SHORT PROBLEM: Reproduce the records below exactly, leaving out any pictures.

AVAILABLE RECORDS:
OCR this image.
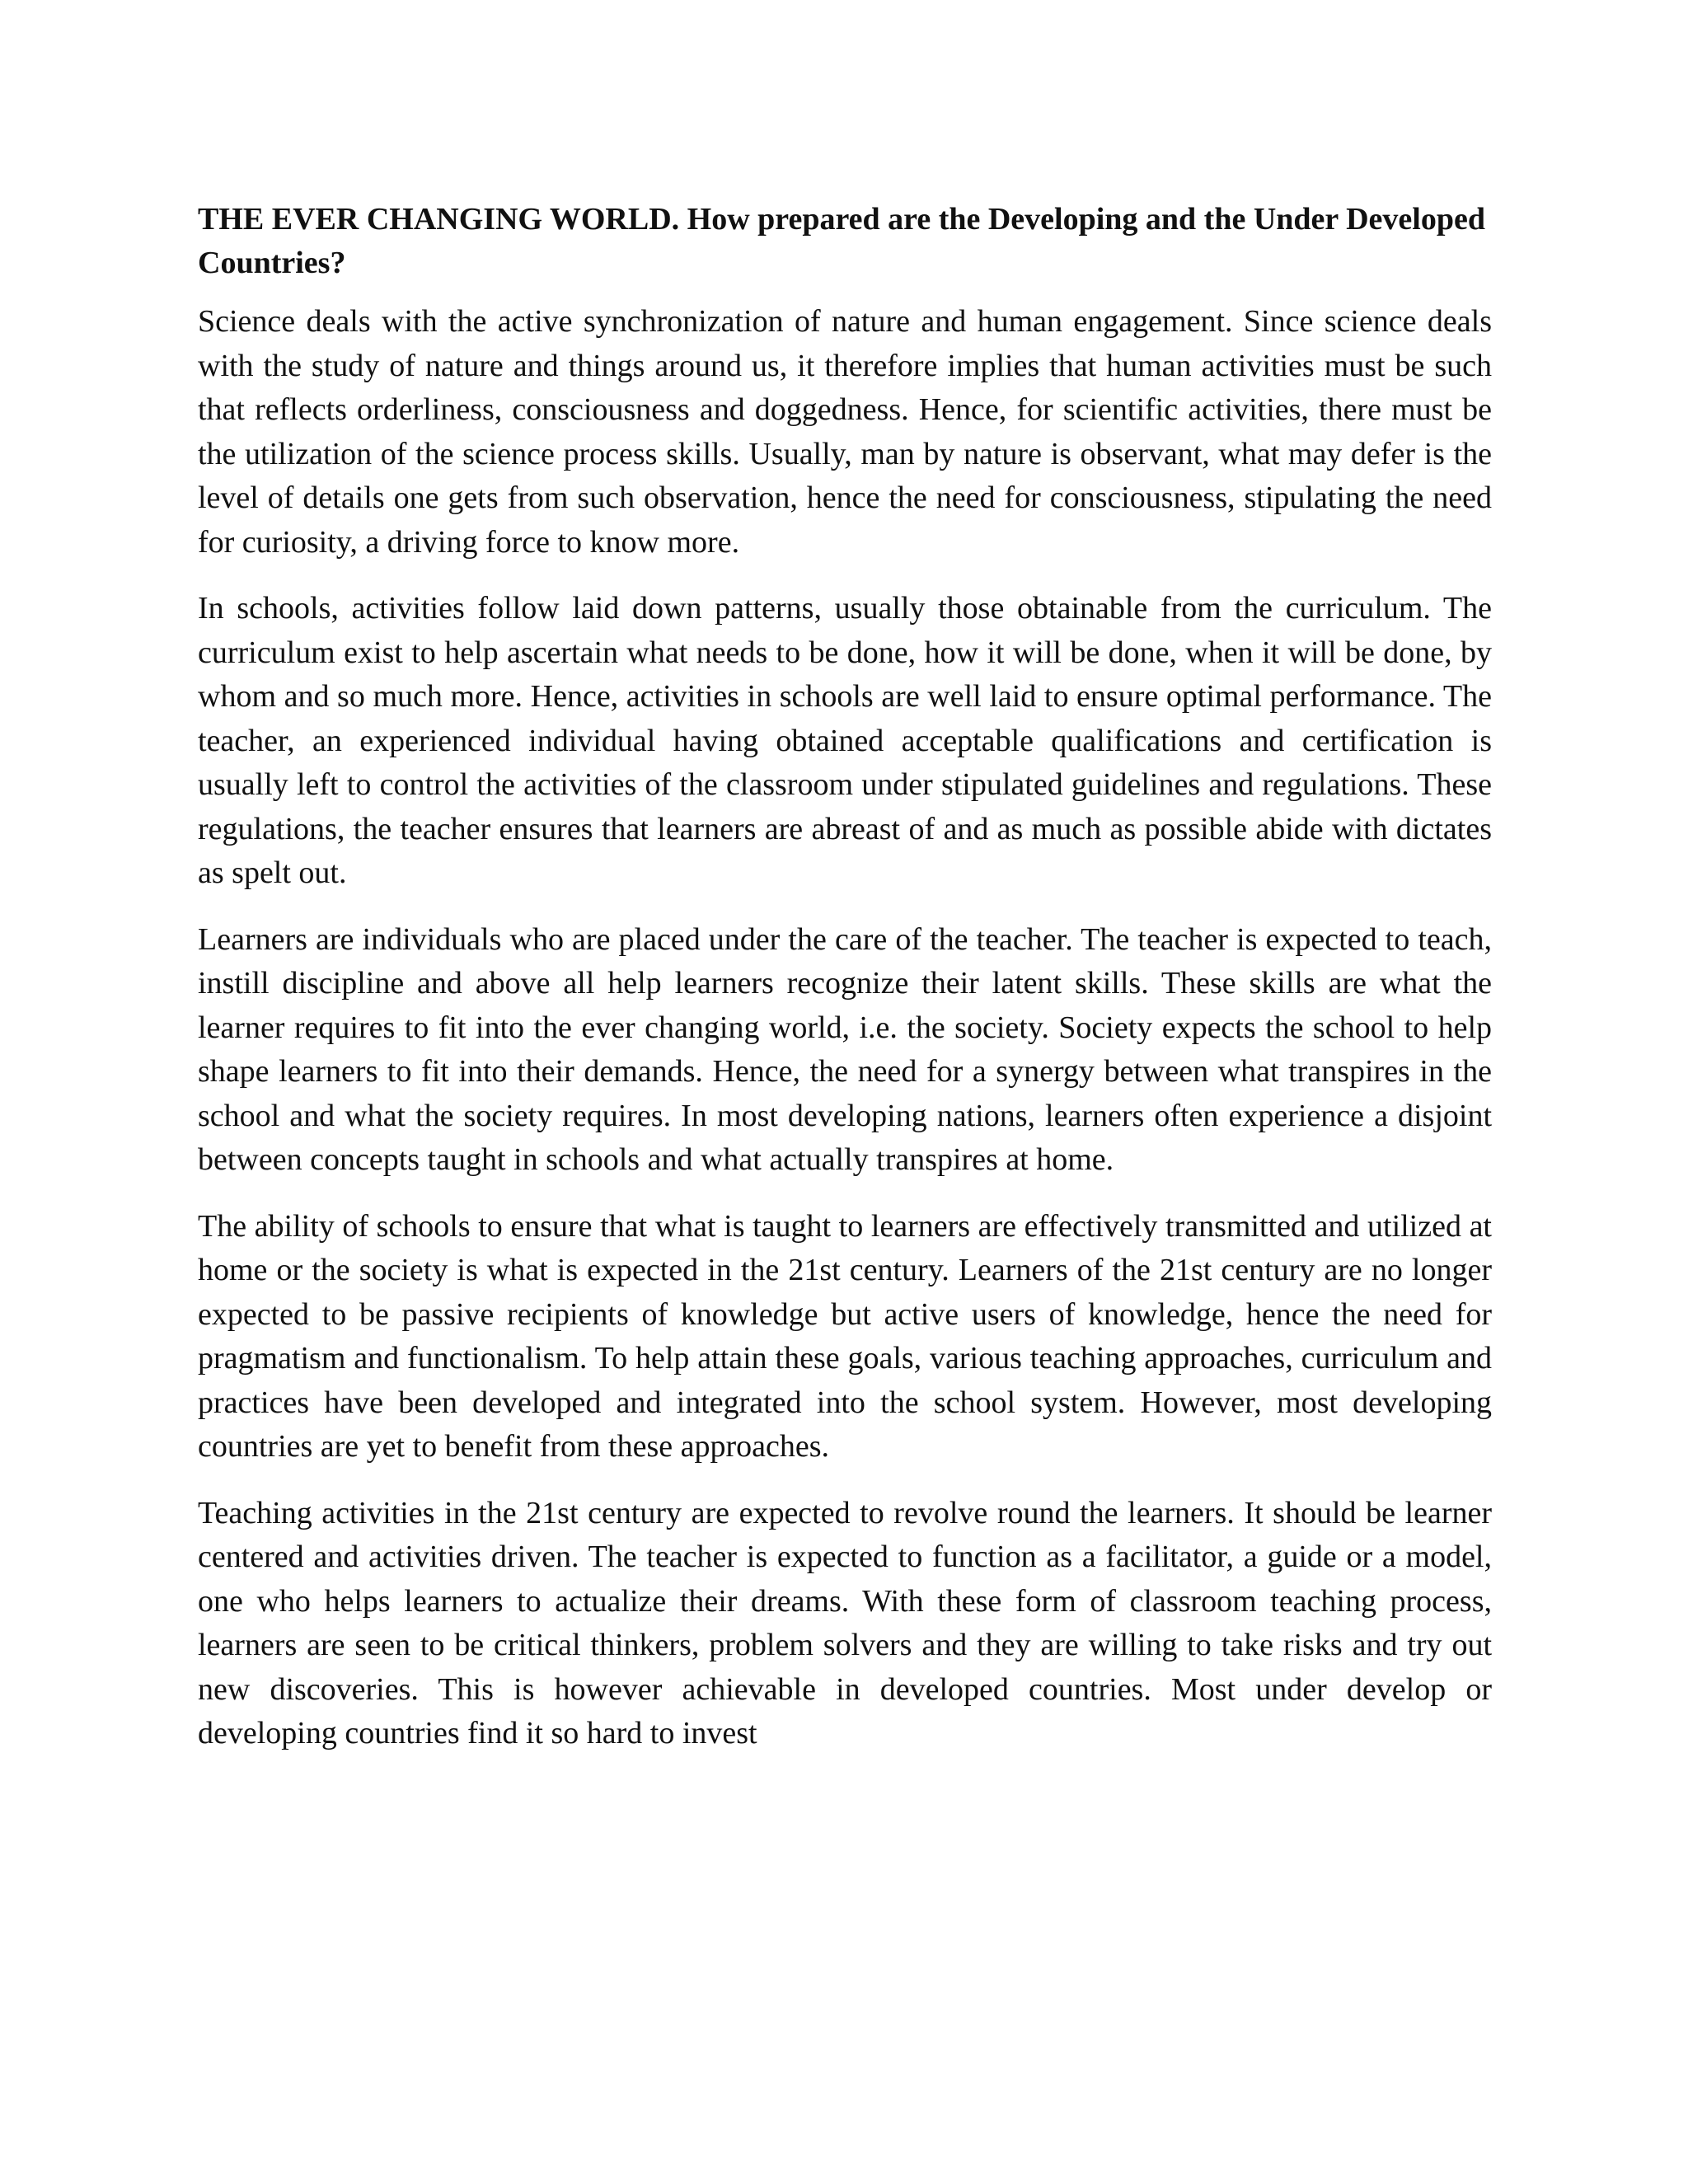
THE EVER CHANGING WORLD. How prepared are the Developing and the Under Developed Countries?

Science deals with the active synchronization of nature and human engagement. Since science deals with the study of nature and things around us, it therefore implies that human activities must be such that reflects orderliness, consciousness and doggedness. Hence, for scientific activities, there must be the utilization of the science process skills. Usually, man by nature is observant, what may defer is the level of details one gets from such observation, hence the need for consciousness, stipulating the need for curiosity, a driving force to know more.

In schools, activities follow laid down patterns, usually those obtainable from the curriculum. The curriculum exist to help ascertain what needs to be done, how it will be done, when it will be done, by whom and so much more. Hence, activities in schools are well laid to ensure optimal performance. The teacher, an experienced individual having obtained acceptable qualifications and certification is usually left to control the activities of the classroom under stipulated guidelines and regulations. These regulations, the teacher ensures that learners are abreast of and as much as possible abide with dictates as spelt out.

Learners are individuals who are placed under the care of the teacher. The teacher is expected to teach, instill discipline and above all help learners recognize their latent skills. These skills are what the learner requires to fit into the ever changing world, i.e. the society. Society expects the school to help shape learners to fit into their demands. Hence, the need for a synergy between what transpires in the school and what the society requires. In most developing nations, learners often experience a disjoint between concepts taught in schools and what actually transpires at home.

The ability of schools to ensure that what is taught to learners are effectively transmitted and utilized at home or the society is what is expected in the 21st century. Learners of the 21st century are no longer expected to be passive recipients of knowledge but active users of knowledge, hence the need for pragmatism and functionalism. To help attain these goals, various teaching approaches, curriculum and practices have been developed and integrated into the school system. However, most developing countries are yet to benefit from these approaches.

Teaching activities in the 21st century are expected to revolve round the learners. It should be learner centered and activities driven. The teacher is expected to function as a facilitator, a guide or a model, one who helps learners to actualize their dreams. With these form of classroom teaching process, learners are seen to be critical thinkers, problem solvers and they are willing to take risks and try out new discoveries. This is however achievable in developed countries. Most under develop or developing countries find it so hard to invest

FINAL RESULT:
OCR this image.
THE EVER CHANGING WORLD. How prepared are the Developing and the Under Developed Countries?

Science deals with the active synchronization of nature and human engagement. Since science deals with the study of nature and things around us, it therefore implies that human activities must be such that reflects orderliness, consciousness and doggedness. Hence, for scientific activities, there must be the utilization of the science process skills. Usually, man by nature is observant, what may defer is the level of details one gets from such observation, hence the need for consciousness, stipulating the need for curiosity, a driving force to know more.

In schools, activities follow laid down patterns, usually those obtainable from the curriculum. The curriculum exist to help ascertain what needs to be done, how it will be done, when it will be done, by whom and so much more. Hence, activities in schools are well laid to ensure optimal performance. The teacher, an experienced individual having obtained acceptable qualifications and certification is usually left to control the activities of the classroom under stipulated guidelines and regulations. These regulations, the teacher ensures that learners are abreast of and as much as possible abide with dictates as spelt out.

Learners are individuals who are placed under the care of the teacher. The teacher is expected to teach, instill discipline and above all help learners recognize their latent skills. These skills are what the learner requires to fit into the ever changing world, i.e. the society. Society expects the school to help shape learners to fit into their demands. Hence, the need for a synergy between what transpires in the school and what the society requires. In most developing nations, learners often experience a disjoint between concepts taught in schools and what actually transpires at home.

The ability of schools to ensure that what is taught to learners are effectively transmitted and utilized at home or the society is what is expected in the 21st century. Learners of the 21st century are no longer expected to be passive recipients of knowledge but active users of knowledge, hence the need for pragmatism and functionalism. To help attain these goals, various teaching approaches, curriculum and practices have been developed and integrated into the school system. However, most developing countries are yet to benefit from these approaches.

Teaching activities in the 21st century are expected to revolve round the learners. It should be learner centered and activities driven. The teacher is expected to function as a facilitator, a guide or a model, one who helps learners to actualize their dreams. With these form of classroom teaching process, learners are seen to be critical thinkers, problem solvers and they are willing to take risks and try out new discoveries. This is however achievable in developed countries. Most under develop or developing countries find it so hard to invest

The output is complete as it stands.